• [CHECK YOUR UNDERSTANDING]:
**a.** In the text on town crier competitions, how many words must a cry contain?
**b.** Rewrite the passage of the town crier text starting at "Anxious Town Criers" and ending at "decided by a draw.", swapping "scroll" for "parchment".
[TEXT UNDER STUDY — start]
Saints and Kings, the Holy Grail,
tales of heartbreak and glory.
Our Abbey on the Isle of Glass;
still considered the holiest earth,
though many years have passed
since the mother church was birthed.
Men who walked these hills of green
rooted a tree, most auspicious,
the Holy Thorn, a bough to the queen,
presented every Christmas.
In Glastonbury we recognise
so many faiths in unity,
and from the heart we harmonise
unity through diversity.
LONG MAY GLASTONBURY FLOURISH!
GOD SAVE THE QUEEN!
After an interval, our “Own” cries are done. Sometimes we have a free choice and on other occasions, we’re given a theme. “Birds”, “Grandad”, “The Queen’s 90th Birthday” have been some recent topics!
The Town Crier competitions are run according to the rules of the Ancient and Honourable Guild of Criers.
Anxious Town Criers and Escorts wait their turn
The rules are quite strict too. Here are a few of the more interesting ones to give you an idea of the limitations that exist:
• The length of the cry must be between 100-125 words.
• Props, including the use of animals, must NOT be used by Criers whilst a competition is in progress.
• A crier may only take one means of calling attention onto the crying platform and carry a scroll for their cry.
• The order of the cry will be decided by a draw.
• The draw will take place in the presence of a majority of the participating Criers.
• All competitors must be available within 1 minute of their name being called.
• Criers must not wear badges, awards or medals relating to previous championship wins, or any such decoration that could influence the judges.
• Any Crier encouraging crowd participation may, at the discretion of the Competition Co-ordinator, be penalised or disqualified.
• All cries must be non-political, non-religious, and in good taste.
• If, during a cry, there is an exceptional noise or distraction (for example Low Flying Jet, Helicopter, Motorcycle, Explosion, Peal of Bells etc.) the Crier may stop their cry and restart, either from the position in their cry that they had reached, or from the beginning of their cry, without loss of points.
• Town Criers will be judged on:
– Diction (The pronouncement of the words)
– Inflection (The pitch of the voice and it’s variation)
– Volume (The output of sound)
– Clarity (The ability to be understood despite the volume)
The all-important “Draw”
My escort or “consort” for Town Crier competitions is Councillor Denise Michell, a member of the Glastonbury Town Council.
Councillor Denise Michell (ex Mayor of Glastonbury) – a worthy prizewinner!
I’m often asked why I don’t bring my wife along to these events. I should explain that my dear wife, June, is quite a private person and prefers not to get involved in Town Crier Competitions and I totally respect her wishes. However, June is perfectly happy to see me attend these events with our very good friend Denny. Denny enjoys dressing up in historic costumes very much.
She is very successful at it too, winning the “Best Dressed Escort” prize at the recent competition in Yeovil. (We also won the “Best Dressed Town Crier and Escort” prize at the 2018 Ilminster competition, by the way).
Our recent successes have been keeping the trophy engraver busy!
Denny and I have attended four competitions to date……we’ve been in the prize winners every time. Long may it continue!
After the competition is over, a three-course meal, alcoholic drinks, chats with fellow town criers or escorts and of course, the presentation of prizes, is a lovely way to round off the day.
During the course of a year, I receive numerous invitations to attend town crier competitions. Town Councils and the like tend to put them on to boost tourism. Seeing and hearing 25 town criers walking down a main street is quite a spectacle and cameras are usually out! Unfortunately, they generally occur on Saturdays in the summer months, when town criers are inevitably at their busiest, opening fetes and so forth. If I’m at a town crier competition then I cannot be available to serve Glastonbury, when called upon to do so. Clearly, there has to be a limit and so I usually support our two nearest ones every year
At the end of recent contests we were enthralled by the performance of an eight year old boy (grandson of one of the contestants!) – believed to be the youngest Town Crier in the UK. Since some of us are not in the “first flush of youth” shall we say, it was good to take a glimpse into the future!
[TEXT UNDER STUDY — finish]
[DATASET EXTRACT — start]
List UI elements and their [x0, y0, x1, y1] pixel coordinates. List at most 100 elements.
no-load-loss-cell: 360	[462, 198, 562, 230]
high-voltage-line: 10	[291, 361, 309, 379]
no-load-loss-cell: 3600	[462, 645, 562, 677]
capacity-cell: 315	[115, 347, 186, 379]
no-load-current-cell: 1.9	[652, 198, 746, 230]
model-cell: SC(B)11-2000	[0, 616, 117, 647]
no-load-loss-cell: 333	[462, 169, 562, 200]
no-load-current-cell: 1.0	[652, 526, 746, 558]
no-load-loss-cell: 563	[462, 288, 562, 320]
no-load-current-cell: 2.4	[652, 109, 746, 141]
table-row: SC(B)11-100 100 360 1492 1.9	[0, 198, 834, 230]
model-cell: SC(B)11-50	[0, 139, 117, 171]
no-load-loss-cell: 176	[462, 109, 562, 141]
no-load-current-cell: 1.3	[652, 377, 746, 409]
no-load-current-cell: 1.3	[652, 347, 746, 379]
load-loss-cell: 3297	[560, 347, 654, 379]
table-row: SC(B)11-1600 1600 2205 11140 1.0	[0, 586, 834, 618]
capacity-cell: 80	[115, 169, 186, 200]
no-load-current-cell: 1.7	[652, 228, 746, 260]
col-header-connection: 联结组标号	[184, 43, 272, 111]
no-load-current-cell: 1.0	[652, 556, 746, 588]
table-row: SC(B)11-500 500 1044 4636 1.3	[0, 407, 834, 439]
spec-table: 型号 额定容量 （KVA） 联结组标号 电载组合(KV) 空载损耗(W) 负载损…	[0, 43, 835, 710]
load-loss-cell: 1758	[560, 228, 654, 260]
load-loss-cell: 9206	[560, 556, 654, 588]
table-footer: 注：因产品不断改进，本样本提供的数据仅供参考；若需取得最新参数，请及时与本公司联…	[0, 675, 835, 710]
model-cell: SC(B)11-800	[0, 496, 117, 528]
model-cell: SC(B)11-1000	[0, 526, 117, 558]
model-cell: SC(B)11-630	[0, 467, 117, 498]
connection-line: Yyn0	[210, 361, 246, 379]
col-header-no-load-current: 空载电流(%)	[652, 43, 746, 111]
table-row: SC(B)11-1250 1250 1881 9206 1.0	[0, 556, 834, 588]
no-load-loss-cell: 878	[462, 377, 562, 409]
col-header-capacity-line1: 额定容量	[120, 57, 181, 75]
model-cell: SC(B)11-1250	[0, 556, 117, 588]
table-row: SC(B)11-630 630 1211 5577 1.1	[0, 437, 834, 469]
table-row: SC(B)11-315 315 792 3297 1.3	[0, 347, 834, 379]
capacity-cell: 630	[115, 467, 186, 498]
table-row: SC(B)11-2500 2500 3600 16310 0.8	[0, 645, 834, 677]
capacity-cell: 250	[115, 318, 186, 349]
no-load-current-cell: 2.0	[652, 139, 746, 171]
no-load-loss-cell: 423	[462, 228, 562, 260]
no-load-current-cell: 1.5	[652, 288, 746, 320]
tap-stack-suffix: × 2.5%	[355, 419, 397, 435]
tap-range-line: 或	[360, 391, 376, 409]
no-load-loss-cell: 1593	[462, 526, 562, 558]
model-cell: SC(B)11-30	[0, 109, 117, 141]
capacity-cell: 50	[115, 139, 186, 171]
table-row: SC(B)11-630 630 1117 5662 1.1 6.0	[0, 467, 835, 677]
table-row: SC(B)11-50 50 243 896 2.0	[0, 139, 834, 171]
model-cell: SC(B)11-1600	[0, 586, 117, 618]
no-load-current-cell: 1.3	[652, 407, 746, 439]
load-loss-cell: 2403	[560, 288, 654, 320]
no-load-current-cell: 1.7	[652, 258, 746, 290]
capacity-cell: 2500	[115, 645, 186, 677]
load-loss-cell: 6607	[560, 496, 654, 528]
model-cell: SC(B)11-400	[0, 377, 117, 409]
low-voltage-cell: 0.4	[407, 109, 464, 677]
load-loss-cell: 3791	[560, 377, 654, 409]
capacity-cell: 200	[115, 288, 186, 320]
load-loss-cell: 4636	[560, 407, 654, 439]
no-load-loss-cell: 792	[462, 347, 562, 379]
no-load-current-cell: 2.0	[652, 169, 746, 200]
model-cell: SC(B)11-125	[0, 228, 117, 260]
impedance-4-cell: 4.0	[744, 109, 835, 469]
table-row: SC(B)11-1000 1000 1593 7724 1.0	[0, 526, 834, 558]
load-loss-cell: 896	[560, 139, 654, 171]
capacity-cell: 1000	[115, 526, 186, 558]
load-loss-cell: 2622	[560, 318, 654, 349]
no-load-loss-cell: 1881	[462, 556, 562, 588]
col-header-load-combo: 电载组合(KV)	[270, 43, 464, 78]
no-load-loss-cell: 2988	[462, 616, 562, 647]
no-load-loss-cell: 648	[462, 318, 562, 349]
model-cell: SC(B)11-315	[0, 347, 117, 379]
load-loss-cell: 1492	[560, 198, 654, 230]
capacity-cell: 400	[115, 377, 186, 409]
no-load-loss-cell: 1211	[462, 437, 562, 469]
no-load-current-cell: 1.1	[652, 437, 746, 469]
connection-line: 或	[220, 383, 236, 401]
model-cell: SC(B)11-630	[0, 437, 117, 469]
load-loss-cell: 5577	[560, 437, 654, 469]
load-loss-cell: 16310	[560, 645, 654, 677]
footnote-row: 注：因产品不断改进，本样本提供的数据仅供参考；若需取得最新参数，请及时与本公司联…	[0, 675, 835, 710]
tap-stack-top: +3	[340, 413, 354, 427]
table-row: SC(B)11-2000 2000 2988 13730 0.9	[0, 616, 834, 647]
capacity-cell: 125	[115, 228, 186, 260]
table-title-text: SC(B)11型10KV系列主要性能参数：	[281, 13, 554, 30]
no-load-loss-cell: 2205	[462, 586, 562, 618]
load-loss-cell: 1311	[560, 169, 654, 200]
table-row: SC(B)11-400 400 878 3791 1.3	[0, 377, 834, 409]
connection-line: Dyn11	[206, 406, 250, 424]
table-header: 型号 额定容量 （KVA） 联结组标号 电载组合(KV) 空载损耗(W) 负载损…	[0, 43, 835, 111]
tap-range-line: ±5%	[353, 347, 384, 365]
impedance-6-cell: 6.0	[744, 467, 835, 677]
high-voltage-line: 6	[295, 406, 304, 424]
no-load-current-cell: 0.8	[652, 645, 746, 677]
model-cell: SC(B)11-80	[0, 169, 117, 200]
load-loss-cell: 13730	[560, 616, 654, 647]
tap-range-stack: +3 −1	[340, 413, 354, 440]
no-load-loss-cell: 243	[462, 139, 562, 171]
[DATASET EXTRACT — finish]
• [ANSWERS PER TASK]:
**a.** Between 100 and 125 words.

**b.**
Anxious Town Criers and Escorts wait their turn
The rules are quite strict too. Here are a few of the more interesting ones to give you an idea of the limitations that exist:
• The length of the cry must be between 100-125 words.
• Props, including the use of animals, must NOT be used by Criers whilst a competition is in progress.
• A crier may only take one means of calling attention onto the crying platform and carry a parchment for their cry.
• The order of the cry will be decided by a draw.